The Super Bowl of civil engineering

For many civil engi­neers, the annual steel bridge com­pe­ti­tion might as well be the Super Bowl. It’s a big deal — uni­ver­sity teams all over the country spend many months, and many late nights, coming up with a bridge design, fab­ri­cating the pieces, and building their own per­sonal mas­ter­piece. The bridges are serious, too: they need to be able to hold 2500 pounds of steel! That’s how much a Kia Rio weighs, just in case you were wondering.

North­eastern used to have its own team, but with seniors pur­suing their cap­stone projects strapped for time and younger stu­dents still learning the basics of engi­neering, it fiz­zled out after just a few years. A true foot­ball steel bridge diehard, Civil and Envi­ron­mental Engi­neering depart­ment chair Jerry Hajjar took mat­ters into his own hands.…or rather, he placed mat­ters in the hands of Matt Pel­le­grino, a civil engi­neering stu­dent soon to grad­uate with a BS/​MS in struc­tural engineering.

STORED ROWS:

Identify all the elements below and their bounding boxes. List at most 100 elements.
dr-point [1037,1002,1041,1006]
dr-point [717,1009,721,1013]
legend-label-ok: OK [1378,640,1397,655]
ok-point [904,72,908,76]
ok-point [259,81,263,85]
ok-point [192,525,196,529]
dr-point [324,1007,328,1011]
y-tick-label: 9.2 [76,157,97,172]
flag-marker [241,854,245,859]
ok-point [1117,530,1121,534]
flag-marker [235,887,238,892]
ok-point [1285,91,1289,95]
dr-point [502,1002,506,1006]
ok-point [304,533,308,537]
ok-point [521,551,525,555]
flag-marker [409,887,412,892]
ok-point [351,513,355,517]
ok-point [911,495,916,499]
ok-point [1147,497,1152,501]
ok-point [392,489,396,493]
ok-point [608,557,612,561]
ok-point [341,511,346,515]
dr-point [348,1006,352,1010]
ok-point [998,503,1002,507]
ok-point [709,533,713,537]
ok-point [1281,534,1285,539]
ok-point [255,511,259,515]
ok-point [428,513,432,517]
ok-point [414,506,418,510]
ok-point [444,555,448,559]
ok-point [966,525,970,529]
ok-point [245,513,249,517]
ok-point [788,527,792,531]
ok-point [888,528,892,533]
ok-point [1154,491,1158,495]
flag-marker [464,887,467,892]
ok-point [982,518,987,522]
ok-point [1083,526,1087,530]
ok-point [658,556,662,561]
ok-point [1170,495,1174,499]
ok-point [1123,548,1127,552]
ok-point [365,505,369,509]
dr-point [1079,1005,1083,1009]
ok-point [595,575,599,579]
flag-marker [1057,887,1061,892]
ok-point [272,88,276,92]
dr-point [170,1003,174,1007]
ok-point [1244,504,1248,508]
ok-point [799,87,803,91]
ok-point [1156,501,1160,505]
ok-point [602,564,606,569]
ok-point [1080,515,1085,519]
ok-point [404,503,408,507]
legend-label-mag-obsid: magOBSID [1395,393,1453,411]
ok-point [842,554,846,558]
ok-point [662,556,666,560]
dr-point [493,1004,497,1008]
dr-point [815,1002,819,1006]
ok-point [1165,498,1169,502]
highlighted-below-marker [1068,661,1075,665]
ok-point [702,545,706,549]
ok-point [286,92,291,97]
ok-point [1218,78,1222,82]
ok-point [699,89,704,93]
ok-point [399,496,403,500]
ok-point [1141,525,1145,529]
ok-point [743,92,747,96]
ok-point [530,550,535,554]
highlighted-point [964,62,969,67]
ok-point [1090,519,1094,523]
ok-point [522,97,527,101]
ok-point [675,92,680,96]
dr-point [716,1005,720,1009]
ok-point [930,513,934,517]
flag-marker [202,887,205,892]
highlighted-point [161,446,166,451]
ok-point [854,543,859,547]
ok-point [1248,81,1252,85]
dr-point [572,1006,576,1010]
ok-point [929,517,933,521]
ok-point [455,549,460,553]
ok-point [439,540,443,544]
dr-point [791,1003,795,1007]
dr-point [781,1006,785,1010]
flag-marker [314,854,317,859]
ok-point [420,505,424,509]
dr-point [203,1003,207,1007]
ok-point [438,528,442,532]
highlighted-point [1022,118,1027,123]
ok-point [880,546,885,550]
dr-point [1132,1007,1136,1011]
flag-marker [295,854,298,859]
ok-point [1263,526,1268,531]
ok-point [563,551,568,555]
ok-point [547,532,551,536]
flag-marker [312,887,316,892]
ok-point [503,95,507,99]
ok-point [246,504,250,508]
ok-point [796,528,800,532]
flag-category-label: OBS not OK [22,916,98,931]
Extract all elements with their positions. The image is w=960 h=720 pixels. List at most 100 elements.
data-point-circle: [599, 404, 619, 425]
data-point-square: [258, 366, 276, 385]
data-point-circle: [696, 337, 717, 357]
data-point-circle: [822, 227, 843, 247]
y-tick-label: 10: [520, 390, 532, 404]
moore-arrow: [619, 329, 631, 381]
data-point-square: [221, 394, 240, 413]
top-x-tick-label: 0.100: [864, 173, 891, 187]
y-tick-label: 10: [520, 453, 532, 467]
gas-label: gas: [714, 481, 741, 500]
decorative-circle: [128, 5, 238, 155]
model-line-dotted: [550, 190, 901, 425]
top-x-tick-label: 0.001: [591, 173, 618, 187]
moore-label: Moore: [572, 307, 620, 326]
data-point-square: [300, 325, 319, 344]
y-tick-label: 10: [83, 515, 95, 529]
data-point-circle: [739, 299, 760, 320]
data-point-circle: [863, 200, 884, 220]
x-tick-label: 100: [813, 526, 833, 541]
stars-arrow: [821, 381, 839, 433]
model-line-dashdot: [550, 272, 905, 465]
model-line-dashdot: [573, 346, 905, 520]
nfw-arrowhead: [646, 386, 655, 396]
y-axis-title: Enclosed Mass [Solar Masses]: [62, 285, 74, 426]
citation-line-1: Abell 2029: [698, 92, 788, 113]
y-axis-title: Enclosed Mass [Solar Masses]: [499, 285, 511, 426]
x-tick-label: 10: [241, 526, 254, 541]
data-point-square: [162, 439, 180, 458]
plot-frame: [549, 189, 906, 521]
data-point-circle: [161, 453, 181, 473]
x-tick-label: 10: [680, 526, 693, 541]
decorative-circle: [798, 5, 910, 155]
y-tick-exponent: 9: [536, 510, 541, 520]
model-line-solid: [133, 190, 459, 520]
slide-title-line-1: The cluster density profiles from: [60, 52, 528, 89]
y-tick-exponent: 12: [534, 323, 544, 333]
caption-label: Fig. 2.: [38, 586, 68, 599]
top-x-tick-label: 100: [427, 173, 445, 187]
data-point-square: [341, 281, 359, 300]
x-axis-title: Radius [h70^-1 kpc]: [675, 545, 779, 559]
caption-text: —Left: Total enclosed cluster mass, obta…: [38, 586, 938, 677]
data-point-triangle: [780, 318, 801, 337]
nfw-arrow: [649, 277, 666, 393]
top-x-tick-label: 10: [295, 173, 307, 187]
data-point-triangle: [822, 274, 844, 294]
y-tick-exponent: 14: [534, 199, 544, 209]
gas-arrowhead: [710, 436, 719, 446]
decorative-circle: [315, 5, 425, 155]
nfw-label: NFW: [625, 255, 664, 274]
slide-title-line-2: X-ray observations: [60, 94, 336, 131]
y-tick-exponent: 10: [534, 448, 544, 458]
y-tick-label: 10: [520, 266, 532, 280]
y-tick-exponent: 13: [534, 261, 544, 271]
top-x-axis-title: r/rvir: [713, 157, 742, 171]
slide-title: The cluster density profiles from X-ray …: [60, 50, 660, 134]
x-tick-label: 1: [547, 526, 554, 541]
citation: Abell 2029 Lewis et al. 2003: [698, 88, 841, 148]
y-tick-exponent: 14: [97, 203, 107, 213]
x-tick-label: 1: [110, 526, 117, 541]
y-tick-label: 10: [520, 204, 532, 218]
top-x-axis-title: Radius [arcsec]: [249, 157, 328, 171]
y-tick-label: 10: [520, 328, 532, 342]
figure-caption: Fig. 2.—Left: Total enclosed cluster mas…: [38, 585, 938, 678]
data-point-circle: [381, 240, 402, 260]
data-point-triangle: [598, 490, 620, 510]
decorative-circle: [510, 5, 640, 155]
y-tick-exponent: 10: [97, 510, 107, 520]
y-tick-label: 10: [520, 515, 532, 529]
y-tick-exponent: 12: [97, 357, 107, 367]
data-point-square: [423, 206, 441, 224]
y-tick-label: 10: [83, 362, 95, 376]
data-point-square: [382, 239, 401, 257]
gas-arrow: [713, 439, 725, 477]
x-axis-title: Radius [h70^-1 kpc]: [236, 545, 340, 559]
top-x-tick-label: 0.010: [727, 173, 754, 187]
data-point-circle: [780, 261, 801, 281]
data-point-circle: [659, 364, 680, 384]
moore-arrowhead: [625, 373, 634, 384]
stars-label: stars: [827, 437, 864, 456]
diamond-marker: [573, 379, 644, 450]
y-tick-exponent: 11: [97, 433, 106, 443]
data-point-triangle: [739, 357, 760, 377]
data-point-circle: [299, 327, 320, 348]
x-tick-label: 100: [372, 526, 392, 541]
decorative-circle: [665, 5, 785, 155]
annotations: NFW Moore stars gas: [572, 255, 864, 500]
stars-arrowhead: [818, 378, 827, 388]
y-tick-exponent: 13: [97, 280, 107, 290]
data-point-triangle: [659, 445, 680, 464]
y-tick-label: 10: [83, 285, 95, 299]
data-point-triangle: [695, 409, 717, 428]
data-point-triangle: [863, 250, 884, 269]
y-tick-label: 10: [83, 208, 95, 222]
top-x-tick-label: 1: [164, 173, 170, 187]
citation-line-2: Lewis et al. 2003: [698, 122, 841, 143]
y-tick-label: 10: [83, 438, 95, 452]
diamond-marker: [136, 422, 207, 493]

YOUR TASKS:
1) Reproduce the rows from the first one up to and including the line with "ok-point [522,97,527,101]", swapping "flag-marker" for "flag-symbol" and leaving everything else unchanged.
2) Write the next part of the piece about the steel bridge competition.

OUTPUTS FOR THE TASKS:
1)
Identify all the elements below and their bounding boxes. List at most 100 elements.
dr-point [1037,1002,1041,1006]
dr-point [717,1009,721,1013]
legend-label-ok: OK [1378,640,1397,655]
ok-point [904,72,908,76]
ok-point [259,81,263,85]
ok-point [192,525,196,529]
dr-point [324,1007,328,1011]
y-tick-label: 9.2 [76,157,97,172]
flag-symbol [241,854,245,859]
ok-point [1117,530,1121,534]
flag-symbol [235,887,238,892]
ok-point [1285,91,1289,95]
dr-point [502,1002,506,1006]
ok-point [304,533,308,537]
ok-point [521,551,525,555]
flag-symbol [409,887,412,892]
ok-point [351,513,355,517]
ok-point [911,495,916,499]
ok-point [1147,497,1152,501]
ok-point [392,489,396,493]
ok-point [608,557,612,561]
ok-point [341,511,346,515]
dr-point [348,1006,352,1010]
ok-point [998,503,1002,507]
ok-point [709,533,713,537]
ok-point [1281,534,1285,539]
ok-point [255,511,259,515]
ok-point [428,513,432,517]
ok-point [414,506,418,510]
ok-point [444,555,448,559]
ok-point [966,525,970,529]
ok-point [245,513,249,517]
ok-point [788,527,792,531]
ok-point [888,528,892,533]
ok-point [1154,491,1158,495]
flag-symbol [464,887,467,892]
ok-point [982,518,987,522]
ok-point [1083,526,1087,530]
ok-point [658,556,662,561]
ok-point [1170,495,1174,499]
ok-point [1123,548,1127,552]
ok-point [365,505,369,509]
dr-point [1079,1005,1083,1009]
ok-point [595,575,599,579]
flag-symbol [1057,887,1061,892]
ok-point [272,88,276,92]
dr-point [170,1003,174,1007]
ok-point [1244,504,1248,508]
ok-point [799,87,803,91]
ok-point [1156,501,1160,505]
ok-point [602,564,606,569]
ok-point [1080,515,1085,519]
ok-point [404,503,408,507]
legend-label-mag-obsid: magOBSID [1395,393,1453,411]
ok-point [842,554,846,558]
ok-point [662,556,666,560]
dr-point [493,1004,497,1008]
dr-point [815,1002,819,1006]
ok-point [1165,498,1169,502]
highlighted-below-marker [1068,661,1075,665]
ok-point [702,545,706,549]
ok-point [286,92,291,97]
ok-point [1218,78,1222,82]
ok-point [699,89,704,93]
ok-point [399,496,403,500]
ok-point [1141,525,1145,529]
ok-point [743,92,747,96]
ok-point [530,550,535,554]
highlighted-point [964,62,969,67]
ok-point [1090,519,1094,523]
ok-point [522,97,527,101]

2)
Pel­le­grino did for the North­eastern Steel Bridge Team what Walter Matthau did for the Bad News Bears.…only instead of starting with a bunch of ter­rible players, he had, well, no players. He recruited 25 stu­dents evenly dis­persed across years, and got to work.

While most steel bridge teams have a single goal–to build an awe­some bridge that wins the competition–Pellegrino had another chal­lenge. He also had to build his team to be sus­tain­able, so that it would last long after he’d left campus (inci­den­tally, for a bridge engi­neering job in Dallas, which he’ll be starting just a few weeks after tossing his cap in the air this Friday).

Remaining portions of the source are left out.